> Work to complete
Filter the entries below, keeping only lines with the word "JSON".

> Source data

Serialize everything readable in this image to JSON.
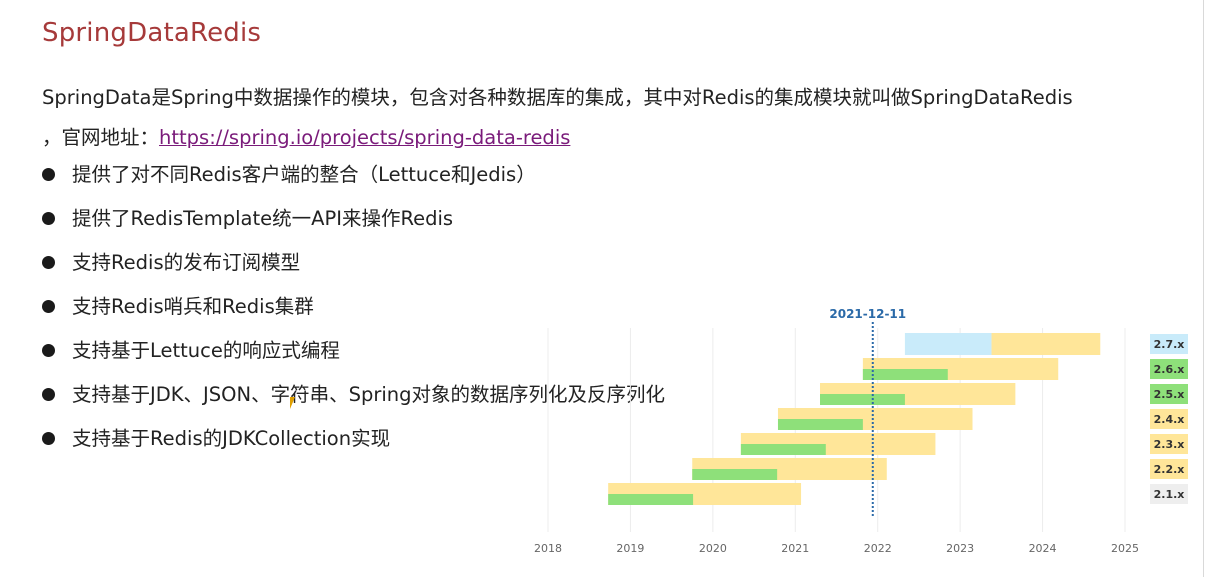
{
  "slide": {
    "title": "SpringDataRedis",
    "description_line1": "SpringData是Spring中数据操作的模块，包含对各种数据库的集成，其中对Redis的集成模块就叫做SpringDataRedis",
    "description_line2_prefix": "，官网地址：",
    "link_text": "https://spring.io/projects/spring-data-redis",
    "bullets": [
      "提供了对不同Redis客户端的整合（Lettuce和Jedis）",
      "提供了RedisTemplate统一API来操作Redis",
      "支持Redis的发布订阅模型",
      "支持Redis哨兵和Redis集群",
      "支持基于Lettuce的响应式编程",
      "支持基于JDK、JSON、字符串、Spring对象的数据序列化及反序列化",
      "支持基于Redis的JDKCollection实现"
    ]
  },
  "chart_data": {
    "type": "bar",
    "title": "",
    "marker": {
      "label": "2021-12-11",
      "date": 2021.94
    },
    "xlim": [
      2018,
      2025
    ],
    "x_ticks": [
      "2018",
      "2019",
      "2020",
      "2021",
      "2022",
      "2023",
      "2024",
      "2025"
    ],
    "colors": {
      "oss": "#8ee07a",
      "commercial": "#ffe699",
      "future": "#c9ebfa",
      "marker": "#2b6aa8"
    },
    "series": [
      {
        "version": "2.7.x",
        "green": null,
        "yellow": [
          2023.38,
          2024.7
        ],
        "blue": [
          2022.33,
          2023.38
        ],
        "badge_color": "#c9ebfa"
      },
      {
        "version": "2.6.x",
        "green": [
          2021.82,
          2022.85
        ],
        "yellow": [
          2021.82,
          2024.19
        ],
        "blue": null,
        "badge_color": "#8ee07a"
      },
      {
        "version": "2.5.x",
        "green": [
          2021.3,
          2022.33
        ],
        "yellow": [
          2021.3,
          2023.67
        ],
        "blue": null,
        "badge_color": "#8ee07a"
      },
      {
        "version": "2.4.x",
        "green": [
          2020.79,
          2021.82
        ],
        "yellow": [
          2020.79,
          2023.15
        ],
        "blue": null,
        "badge_color": "#ffe699"
      },
      {
        "version": "2.3.x",
        "green": [
          2020.34,
          2021.37
        ],
        "yellow": [
          2020.34,
          2022.7
        ],
        "blue": null,
        "badge_color": "#ffe699"
      },
      {
        "version": "2.2.x",
        "green": [
          2019.75,
          2020.78
        ],
        "yellow": [
          2019.75,
          2022.11
        ],
        "blue": null,
        "badge_color": "#ffe699"
      },
      {
        "version": "2.1.x",
        "green": [
          2018.73,
          2019.76
        ],
        "yellow": [
          2018.73,
          2021.07
        ],
        "blue": null,
        "badge_color": "#eeeeee"
      }
    ]
  }
}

> Problem solution
Serialize everything readable in this image to JSON.
      "支持基于JDK、JSON、字符串、Spring对象的数据序列化及反序列化",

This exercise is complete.